→ The task
Select every line below that contains the string "calc" and copy it out. The match is case-sensitive.

→ Records for processing

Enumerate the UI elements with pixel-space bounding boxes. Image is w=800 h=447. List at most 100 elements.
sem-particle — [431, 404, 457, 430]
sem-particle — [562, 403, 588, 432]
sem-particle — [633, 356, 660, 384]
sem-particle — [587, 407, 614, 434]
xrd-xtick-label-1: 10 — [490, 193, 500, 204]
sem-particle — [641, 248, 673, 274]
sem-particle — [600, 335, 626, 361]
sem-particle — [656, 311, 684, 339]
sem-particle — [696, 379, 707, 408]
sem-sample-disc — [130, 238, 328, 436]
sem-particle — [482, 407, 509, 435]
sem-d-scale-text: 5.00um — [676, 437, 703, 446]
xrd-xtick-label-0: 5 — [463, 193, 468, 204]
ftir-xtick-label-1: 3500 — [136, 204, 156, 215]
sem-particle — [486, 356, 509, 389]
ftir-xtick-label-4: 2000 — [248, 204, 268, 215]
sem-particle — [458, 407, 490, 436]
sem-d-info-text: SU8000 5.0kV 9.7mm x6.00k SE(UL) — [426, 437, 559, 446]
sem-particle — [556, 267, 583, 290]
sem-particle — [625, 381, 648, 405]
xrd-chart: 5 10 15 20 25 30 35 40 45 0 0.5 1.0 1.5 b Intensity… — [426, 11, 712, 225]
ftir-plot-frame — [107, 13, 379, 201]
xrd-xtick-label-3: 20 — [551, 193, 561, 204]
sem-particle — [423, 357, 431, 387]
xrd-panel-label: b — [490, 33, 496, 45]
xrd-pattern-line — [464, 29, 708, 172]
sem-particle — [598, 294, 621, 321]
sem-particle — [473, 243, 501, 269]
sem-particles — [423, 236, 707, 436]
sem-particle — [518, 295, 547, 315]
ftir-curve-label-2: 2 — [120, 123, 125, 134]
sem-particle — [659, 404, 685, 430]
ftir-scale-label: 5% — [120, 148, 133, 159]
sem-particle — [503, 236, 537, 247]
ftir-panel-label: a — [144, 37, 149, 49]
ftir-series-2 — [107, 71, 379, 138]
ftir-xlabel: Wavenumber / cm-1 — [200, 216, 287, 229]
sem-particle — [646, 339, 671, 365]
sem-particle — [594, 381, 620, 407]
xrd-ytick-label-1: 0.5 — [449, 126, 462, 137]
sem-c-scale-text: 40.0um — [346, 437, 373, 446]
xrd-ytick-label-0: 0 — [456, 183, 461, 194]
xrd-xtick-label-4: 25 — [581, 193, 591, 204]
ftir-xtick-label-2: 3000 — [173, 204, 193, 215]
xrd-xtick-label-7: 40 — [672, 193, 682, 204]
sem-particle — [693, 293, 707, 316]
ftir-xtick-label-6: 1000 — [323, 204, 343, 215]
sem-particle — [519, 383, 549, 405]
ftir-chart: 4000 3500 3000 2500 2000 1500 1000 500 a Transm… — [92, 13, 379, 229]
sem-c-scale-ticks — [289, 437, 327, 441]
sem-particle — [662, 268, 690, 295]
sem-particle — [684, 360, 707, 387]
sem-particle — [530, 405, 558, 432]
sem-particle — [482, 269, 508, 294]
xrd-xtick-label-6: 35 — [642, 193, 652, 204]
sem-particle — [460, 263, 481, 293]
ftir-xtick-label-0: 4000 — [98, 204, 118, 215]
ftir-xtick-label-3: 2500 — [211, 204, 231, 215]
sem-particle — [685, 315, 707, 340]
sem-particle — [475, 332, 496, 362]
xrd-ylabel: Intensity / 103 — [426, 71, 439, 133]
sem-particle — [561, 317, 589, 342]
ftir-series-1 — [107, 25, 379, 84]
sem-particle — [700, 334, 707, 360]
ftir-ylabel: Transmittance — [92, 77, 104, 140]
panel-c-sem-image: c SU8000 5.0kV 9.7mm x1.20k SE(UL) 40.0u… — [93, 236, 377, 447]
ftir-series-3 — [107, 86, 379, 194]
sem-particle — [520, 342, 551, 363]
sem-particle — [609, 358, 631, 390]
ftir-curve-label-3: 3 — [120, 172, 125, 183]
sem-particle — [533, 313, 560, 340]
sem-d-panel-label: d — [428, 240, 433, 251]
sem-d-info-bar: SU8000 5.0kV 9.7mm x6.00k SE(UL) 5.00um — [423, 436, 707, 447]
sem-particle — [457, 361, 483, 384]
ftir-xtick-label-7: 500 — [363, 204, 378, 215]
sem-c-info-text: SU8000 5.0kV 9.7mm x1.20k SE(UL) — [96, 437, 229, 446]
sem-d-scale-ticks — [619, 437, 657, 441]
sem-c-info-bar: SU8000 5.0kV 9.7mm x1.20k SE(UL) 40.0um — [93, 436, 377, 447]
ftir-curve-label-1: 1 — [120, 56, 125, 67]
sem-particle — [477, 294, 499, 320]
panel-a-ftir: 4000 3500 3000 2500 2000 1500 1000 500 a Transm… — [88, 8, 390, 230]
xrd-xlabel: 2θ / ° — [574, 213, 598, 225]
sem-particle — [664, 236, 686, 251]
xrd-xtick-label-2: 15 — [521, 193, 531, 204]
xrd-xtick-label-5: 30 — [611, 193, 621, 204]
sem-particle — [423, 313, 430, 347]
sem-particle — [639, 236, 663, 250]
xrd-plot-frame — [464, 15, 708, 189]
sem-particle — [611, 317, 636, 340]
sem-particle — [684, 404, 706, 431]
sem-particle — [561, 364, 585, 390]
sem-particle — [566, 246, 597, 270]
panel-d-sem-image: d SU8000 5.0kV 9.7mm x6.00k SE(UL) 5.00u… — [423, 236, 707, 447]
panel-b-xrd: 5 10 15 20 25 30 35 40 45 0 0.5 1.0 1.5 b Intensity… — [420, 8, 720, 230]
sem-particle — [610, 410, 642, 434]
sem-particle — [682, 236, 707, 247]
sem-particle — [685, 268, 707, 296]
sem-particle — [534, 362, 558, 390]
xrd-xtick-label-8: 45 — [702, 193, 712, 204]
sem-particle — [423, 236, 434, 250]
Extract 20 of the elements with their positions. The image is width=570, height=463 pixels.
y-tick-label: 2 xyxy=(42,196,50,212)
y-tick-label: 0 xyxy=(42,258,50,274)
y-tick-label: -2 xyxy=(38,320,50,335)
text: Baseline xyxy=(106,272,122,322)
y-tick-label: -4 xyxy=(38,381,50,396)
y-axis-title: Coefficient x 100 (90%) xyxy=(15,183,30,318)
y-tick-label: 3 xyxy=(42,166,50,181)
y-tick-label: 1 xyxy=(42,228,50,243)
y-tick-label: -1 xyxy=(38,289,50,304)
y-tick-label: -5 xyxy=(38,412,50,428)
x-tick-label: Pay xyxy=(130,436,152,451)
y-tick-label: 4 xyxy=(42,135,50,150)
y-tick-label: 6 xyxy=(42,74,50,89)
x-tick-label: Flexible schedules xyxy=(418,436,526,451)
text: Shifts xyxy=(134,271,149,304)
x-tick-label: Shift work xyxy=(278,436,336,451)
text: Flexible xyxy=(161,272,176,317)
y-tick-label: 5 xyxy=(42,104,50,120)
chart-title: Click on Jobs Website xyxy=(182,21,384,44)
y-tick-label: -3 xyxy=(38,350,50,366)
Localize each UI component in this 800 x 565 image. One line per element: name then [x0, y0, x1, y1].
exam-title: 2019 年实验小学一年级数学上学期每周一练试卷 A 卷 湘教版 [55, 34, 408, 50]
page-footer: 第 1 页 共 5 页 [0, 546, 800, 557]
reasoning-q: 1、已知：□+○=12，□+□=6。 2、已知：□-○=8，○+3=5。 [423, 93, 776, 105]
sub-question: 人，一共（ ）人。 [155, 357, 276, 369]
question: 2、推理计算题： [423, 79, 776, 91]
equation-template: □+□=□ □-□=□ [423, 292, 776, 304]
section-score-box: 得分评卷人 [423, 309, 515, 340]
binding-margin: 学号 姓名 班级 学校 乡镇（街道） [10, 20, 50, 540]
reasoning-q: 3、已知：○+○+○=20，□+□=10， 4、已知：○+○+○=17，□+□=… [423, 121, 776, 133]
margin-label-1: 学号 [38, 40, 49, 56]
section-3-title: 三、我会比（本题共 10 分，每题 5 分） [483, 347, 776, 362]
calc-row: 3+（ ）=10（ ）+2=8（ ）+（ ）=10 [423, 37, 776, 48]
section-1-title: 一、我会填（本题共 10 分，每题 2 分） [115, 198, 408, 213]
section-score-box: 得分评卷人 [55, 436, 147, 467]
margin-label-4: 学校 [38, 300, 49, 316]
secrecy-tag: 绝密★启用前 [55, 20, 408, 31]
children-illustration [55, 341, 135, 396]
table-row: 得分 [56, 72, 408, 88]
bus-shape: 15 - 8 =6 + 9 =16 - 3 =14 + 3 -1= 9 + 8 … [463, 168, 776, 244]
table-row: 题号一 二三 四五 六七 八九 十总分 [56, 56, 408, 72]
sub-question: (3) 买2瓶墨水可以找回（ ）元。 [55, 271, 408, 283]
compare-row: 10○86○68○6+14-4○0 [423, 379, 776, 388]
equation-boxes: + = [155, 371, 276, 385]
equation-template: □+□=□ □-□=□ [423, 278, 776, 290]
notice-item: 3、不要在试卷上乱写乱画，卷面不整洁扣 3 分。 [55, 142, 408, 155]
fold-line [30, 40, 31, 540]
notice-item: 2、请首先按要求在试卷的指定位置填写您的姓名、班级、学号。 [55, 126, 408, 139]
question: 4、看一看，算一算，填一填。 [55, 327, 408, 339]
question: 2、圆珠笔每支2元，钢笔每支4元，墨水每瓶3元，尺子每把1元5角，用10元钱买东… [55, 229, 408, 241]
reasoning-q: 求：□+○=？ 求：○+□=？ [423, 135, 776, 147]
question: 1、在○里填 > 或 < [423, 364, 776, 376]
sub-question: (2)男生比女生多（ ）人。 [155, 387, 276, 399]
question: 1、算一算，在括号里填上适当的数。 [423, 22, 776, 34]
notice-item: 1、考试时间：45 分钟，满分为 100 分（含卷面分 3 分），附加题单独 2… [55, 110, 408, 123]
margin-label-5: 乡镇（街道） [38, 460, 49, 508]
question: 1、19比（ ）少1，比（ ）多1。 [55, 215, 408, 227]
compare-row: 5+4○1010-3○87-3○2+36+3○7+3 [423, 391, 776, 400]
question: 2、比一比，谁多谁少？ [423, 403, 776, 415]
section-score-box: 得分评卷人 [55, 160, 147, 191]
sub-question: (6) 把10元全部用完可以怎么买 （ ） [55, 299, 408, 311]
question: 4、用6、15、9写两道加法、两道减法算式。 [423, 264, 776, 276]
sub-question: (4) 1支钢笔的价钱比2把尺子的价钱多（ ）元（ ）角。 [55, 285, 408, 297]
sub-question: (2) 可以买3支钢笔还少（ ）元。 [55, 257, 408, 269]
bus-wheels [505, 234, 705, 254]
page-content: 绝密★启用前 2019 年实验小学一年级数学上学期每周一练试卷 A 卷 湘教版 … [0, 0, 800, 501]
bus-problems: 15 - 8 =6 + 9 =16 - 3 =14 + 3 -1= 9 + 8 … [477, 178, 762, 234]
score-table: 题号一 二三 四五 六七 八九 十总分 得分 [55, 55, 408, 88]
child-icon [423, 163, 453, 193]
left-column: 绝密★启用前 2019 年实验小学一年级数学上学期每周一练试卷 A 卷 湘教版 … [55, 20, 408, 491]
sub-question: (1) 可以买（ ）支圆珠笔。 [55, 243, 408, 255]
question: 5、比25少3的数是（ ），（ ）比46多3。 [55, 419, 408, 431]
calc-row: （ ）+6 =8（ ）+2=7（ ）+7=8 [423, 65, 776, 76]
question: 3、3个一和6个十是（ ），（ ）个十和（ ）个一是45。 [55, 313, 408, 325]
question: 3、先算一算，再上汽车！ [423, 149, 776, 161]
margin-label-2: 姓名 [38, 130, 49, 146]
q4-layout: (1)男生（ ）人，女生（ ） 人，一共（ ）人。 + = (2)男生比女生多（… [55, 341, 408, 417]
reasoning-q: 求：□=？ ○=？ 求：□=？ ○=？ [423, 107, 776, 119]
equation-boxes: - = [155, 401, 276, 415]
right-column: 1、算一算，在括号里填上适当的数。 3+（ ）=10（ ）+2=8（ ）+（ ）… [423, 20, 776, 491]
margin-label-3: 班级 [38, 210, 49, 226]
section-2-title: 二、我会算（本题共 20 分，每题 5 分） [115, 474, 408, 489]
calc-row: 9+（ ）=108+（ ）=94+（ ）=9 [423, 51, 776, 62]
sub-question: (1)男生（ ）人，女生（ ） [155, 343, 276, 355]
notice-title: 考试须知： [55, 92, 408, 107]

→ Answer in full
calc-row: 3+（ ）=10（ ）+2=8（ ）+（ ）=10 [423, 37, 776, 48]
calc-row: （ ）+6 =8（ ）+2=7（ ）+7=8 [423, 65, 776, 76]
calc-row: 9+（ ）=108+（ ）=94+（ ）=9 [423, 51, 776, 62]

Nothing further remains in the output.